- [Records for this exercise]
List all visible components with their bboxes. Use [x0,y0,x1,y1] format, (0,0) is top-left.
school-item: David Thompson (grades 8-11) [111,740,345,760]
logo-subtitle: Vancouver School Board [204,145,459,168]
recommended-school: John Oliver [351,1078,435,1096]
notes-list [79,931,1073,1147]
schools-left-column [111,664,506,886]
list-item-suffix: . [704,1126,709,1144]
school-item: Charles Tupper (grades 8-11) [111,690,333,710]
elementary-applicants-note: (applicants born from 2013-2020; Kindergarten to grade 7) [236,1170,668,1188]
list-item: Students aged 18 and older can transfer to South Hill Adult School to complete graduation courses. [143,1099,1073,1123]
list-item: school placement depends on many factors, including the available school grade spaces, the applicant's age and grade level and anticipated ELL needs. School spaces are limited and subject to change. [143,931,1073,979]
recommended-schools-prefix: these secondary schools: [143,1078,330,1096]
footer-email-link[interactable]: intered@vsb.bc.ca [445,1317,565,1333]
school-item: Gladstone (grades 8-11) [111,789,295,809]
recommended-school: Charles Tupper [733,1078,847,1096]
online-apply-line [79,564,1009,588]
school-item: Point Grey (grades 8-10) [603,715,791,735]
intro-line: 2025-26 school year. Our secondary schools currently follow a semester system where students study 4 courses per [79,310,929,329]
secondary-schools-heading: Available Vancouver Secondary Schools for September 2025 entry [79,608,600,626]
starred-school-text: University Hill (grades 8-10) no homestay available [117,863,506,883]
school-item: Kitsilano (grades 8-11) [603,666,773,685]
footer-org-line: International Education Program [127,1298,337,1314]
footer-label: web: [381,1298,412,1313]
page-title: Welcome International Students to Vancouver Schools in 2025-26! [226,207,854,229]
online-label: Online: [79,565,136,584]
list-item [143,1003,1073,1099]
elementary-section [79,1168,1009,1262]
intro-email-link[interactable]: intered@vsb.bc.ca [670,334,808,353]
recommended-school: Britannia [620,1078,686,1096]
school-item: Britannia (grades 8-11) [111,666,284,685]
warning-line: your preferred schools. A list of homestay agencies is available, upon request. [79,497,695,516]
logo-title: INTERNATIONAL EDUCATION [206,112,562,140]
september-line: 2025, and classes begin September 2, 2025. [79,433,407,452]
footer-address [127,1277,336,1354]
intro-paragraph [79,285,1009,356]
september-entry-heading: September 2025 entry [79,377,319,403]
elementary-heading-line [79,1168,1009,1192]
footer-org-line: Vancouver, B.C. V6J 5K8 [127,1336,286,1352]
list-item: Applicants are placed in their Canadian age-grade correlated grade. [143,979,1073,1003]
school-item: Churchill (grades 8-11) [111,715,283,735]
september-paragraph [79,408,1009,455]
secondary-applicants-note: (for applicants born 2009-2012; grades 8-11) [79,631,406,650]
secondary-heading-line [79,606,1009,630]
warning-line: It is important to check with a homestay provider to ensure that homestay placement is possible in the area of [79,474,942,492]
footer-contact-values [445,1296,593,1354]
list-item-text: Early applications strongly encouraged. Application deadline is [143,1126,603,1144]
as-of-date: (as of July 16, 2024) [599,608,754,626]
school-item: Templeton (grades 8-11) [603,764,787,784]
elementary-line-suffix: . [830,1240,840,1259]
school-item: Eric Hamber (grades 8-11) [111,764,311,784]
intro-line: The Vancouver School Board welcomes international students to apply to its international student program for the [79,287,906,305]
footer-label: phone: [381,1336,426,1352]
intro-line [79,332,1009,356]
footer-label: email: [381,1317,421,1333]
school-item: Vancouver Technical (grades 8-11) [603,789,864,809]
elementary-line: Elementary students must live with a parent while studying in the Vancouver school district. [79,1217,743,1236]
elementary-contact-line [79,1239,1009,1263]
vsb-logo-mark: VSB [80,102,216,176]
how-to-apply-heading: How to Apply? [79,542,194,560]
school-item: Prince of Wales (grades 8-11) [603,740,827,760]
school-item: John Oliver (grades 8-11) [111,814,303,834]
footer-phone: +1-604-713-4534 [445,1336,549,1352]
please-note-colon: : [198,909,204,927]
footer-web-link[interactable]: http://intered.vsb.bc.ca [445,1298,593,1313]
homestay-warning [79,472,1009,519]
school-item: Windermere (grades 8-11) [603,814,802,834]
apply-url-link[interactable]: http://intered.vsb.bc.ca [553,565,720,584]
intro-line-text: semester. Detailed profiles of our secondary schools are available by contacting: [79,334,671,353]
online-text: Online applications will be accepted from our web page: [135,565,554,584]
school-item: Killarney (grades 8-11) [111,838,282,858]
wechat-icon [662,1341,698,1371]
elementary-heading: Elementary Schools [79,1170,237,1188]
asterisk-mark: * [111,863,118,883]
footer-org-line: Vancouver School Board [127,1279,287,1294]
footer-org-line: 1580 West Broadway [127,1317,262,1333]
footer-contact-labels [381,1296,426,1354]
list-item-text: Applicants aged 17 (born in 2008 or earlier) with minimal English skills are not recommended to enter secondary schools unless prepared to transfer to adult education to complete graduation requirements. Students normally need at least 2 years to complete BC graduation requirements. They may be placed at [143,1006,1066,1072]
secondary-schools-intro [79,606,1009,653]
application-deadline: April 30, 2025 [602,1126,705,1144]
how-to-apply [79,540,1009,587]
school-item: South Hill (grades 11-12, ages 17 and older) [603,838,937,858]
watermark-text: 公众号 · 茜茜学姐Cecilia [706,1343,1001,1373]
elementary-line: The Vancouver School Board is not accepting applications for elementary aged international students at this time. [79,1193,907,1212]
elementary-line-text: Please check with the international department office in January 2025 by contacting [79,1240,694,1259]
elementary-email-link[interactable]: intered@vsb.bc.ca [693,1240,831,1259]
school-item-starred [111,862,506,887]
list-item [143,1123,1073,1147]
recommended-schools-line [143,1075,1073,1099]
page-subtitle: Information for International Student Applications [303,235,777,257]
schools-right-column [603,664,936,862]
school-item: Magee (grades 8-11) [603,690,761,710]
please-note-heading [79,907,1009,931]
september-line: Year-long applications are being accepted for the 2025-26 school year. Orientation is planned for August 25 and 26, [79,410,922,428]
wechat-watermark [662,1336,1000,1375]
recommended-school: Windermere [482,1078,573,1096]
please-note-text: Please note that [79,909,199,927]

- [Task requirements] Can you rewrite every row above as a numbered list, with any blank lines left out?

- [Worked answer]
1. List all visible components with their bboxes. Use [x0,y0,x1,y1] format, (0,0) is top-left.
2. school-item: David Thompson (grades 8-11) [111,740,345,760]
3. logo-subtitle: Vancouver School Board [204,145,459,168]
4. recommended-school: John Oliver [351,1078,435,1096]
5. notes-list [79,931,1073,1147]
6. schools-left-column [111,664,506,886]
7. list-item-suffix: . [704,1126,709,1144]
8. school-item: Charles Tupper (grades 8-11) [111,690,333,710]
9. elementary-applicants-note: (applicants born from 2013-2020; Kindergarten to grade 7) [236,1170,668,1188]
10. list-item: Students aged 18 and older can transfer to South Hill Adult School to complete graduation courses. [143,1099,1073,1123]
11. list-item: school placement depends on many factors, including the available school grade spaces, the applicant's age and grade level and anticipated ELL needs. School spaces are limited and subject to change. [143,931,1073,979]
12. recommended-schools-prefix: these secondary schools: [143,1078,330,1096]
13. footer-email-link[interactable]: intered@vsb.bc.ca [445,1317,565,1333]
14. school-item: Gladstone (grades 8-11) [111,789,295,809]
15. recommended-school: Charles Tupper [733,1078,847,1096]
16. online-apply-line [79,564,1009,588]
17. school-item: Point Grey (grades 8-10) [603,715,791,735]
18. intro-line: 2025-26 school year. Our secondary schools currently follow a semester system where students study 4 courses per [79,310,929,329]
19. secondary-schools-heading: Available Vancouver Secondary Schools for September 2025 entry [79,608,600,626]
20. starred-school-text: University Hill (grades 8-10) no homestay available [117,863,506,883]
21. school-item: Kitsilano (grades 8-11) [603,666,773,685]
22. footer-org-line: International Education Program [127,1298,337,1314]
23. footer-label: web: [381,1298,412,1313]
24. page-title: Welcome International Students to Vancouver Schools in 2025-26! [226,207,854,229]
25. online-label: Online: [79,565,136,584]
26. list-item [143,1003,1073,1099]
27. elementary-section [79,1168,1009,1262]
28. intro-email-link[interactable]: intered@vsb.bc.ca [670,334,808,353]
29. recommended-school: Britannia [620,1078,686,1096]
30. school-item: Britannia (grades 8-11) [111,666,284,685]
31. warning-line: your preferred schools. A list of homestay agencies is available, upon request. [79,497,695,516]
32. logo-title: INTERNATIONAL EDUCATION [206,112,562,140]
33. september-line: 2025, and classes begin September 2, 2025. [79,433,407,452]
34. footer-address [127,1277,336,1354]
35. intro-paragraph [79,285,1009,356]
36. september-entry-heading: September 2025 entry [79,377,319,403]
37. elementary-heading-line [79,1168,1009,1192]
38. footer-org-line: Vancouver, B.C. V6J 5K8 [127,1336,286,1352]
39. list-item: Applicants are placed in their Canadian age-grade correlated grade. [143,979,1073,1003]
40. school-item: Churchill (grades 8-11) [111,715,283,735]
41. september-paragraph [79,408,1009,455]
42. secondary-applicants-note: (for applicants born 2009-2012; grades 8-11) [79,631,406,650]
43. secondary-heading-line [79,606,1009,630]
44. warning-line: It is important to check with a homestay provider to ensure that homestay placement is possible in the area of [79,474,942,492]
45. footer-contact-values [445,1296,593,1354]
46. list-item-text: Early applications strongly encouraged. Application deadline is [143,1126,603,1144]
47. as-of-date: (as of July 16, 2024) [599,608,754,626]
48. school-item: Templeton (grades 8-11) [603,764,787,784]
49. elementary-line-suffix: . [830,1240,840,1259]
50. school-item: Eric Hamber (grades 8-11) [111,764,311,784]
51. intro-line: The Vancouver School Board welcomes international students to apply to its international student program for the [79,287,906,305]
52. footer-label: phone: [381,1336,426,1352]
53. intro-line [79,332,1009,356]
54. footer-label: email: [381,1317,421,1333]
55. school-item: Vancouver Technical (grades 8-11) [603,789,864,809]
56. elementary-line: Elementary students must live with a parent while studying in the Vancouver school district. [79,1217,743,1236]
57. elementary-contact-line [79,1239,1009,1263]
58. vsb-logo-mark: VSB [80,102,216,176]
59. how-to-apply-heading: How to Apply? [79,542,194,560]
60. school-item: Prince of Wales (grades 8-11) [603,740,827,760]
61. school-item: John Oliver (grades 8-11) [111,814,303,834]
62. footer-phone: +1-604-713-4534 [445,1336,549,1352]
63. please-note-colon: : [198,909,204,927]
64. footer-web-link[interactable]: http://intered.vsb.bc.ca [445,1298,593,1313]
65. homestay-warning [79,472,1009,519]
66. school-item: Windermere (grades 8-11) [603,814,802,834]
67. apply-url-link[interactable]: http://intered.vsb.bc.ca [553,565,720,584]
68. intro-line-text: semester. Detailed profiles of our secondary schools are available by contacting: [79,334,671,353]
69. online-text: Online applications will be accepted from our web page: [135,565,554,584]
70. school-item: Killarney (grades 8-11) [111,838,282,858]
71. wechat-icon [662,1341,698,1371]
72. elementary-heading: Elementary Schools [79,1170,237,1188]
73. asterisk-mark: * [111,863,118,883]
74. footer-org-line: Vancouver School Board [127,1279,287,1294]
75. footer-org-line: 1580 West Broadway [127,1317,262,1333]
76. footer-contact-labels [381,1296,426,1354]
77. list-item-text: Applicants aged 17 (born in 2008 or earlier) with minimal English skills are not recommended to enter secondary schools unless prepared to transfer to adult education to complete graduation requirements. Students normally need at least 2 years to complete BC graduation requirements. They may be placed at [143,1006,1066,1072]
78. secondary-schools-intro [79,606,1009,653]
79. application-deadline: April 30, 2025 [602,1126,705,1144]
80. how-to-apply [79,540,1009,587]
81. school-item: South Hill (grades 11-12, ages 17 and older) [603,838,937,858]
82. watermark-text: 公众号 · 茜茜学姐Cecilia [706,1343,1001,1373]
83. elementary-line: The Vancouver School Board is not accepting applications for elementary aged international students at this time. [79,1193,907,1212]
84. elementary-line-text: Please check with the international department office in January 2025 by contacting [79,1240,694,1259]
85. elementary-email-link[interactable]: intered@vsb.bc.ca [693,1240,831,1259]
86. school-item-starred [111,862,506,887]
87. list-item [143,1123,1073,1147]
88. recommended-schools-line [143,1075,1073,1099]
89. page-subtitle: Information for International Student Applications [303,235,777,257]
90. schools-right-column [603,664,936,862]
91. school-item: Magee (grades 8-11) [603,690,761,710]
92. please-note-heading [79,907,1009,931]
93. september-line: Year-long applications are being accepted for the 2025-26 school year. Orientation is planned for August 25 and 26, [79,410,922,428]
94. wechat-watermark [662,1336,1000,1375]
95. recommended-school: Windermere [482,1078,573,1096]
96. please-note-text: Please note that [79,909,199,927]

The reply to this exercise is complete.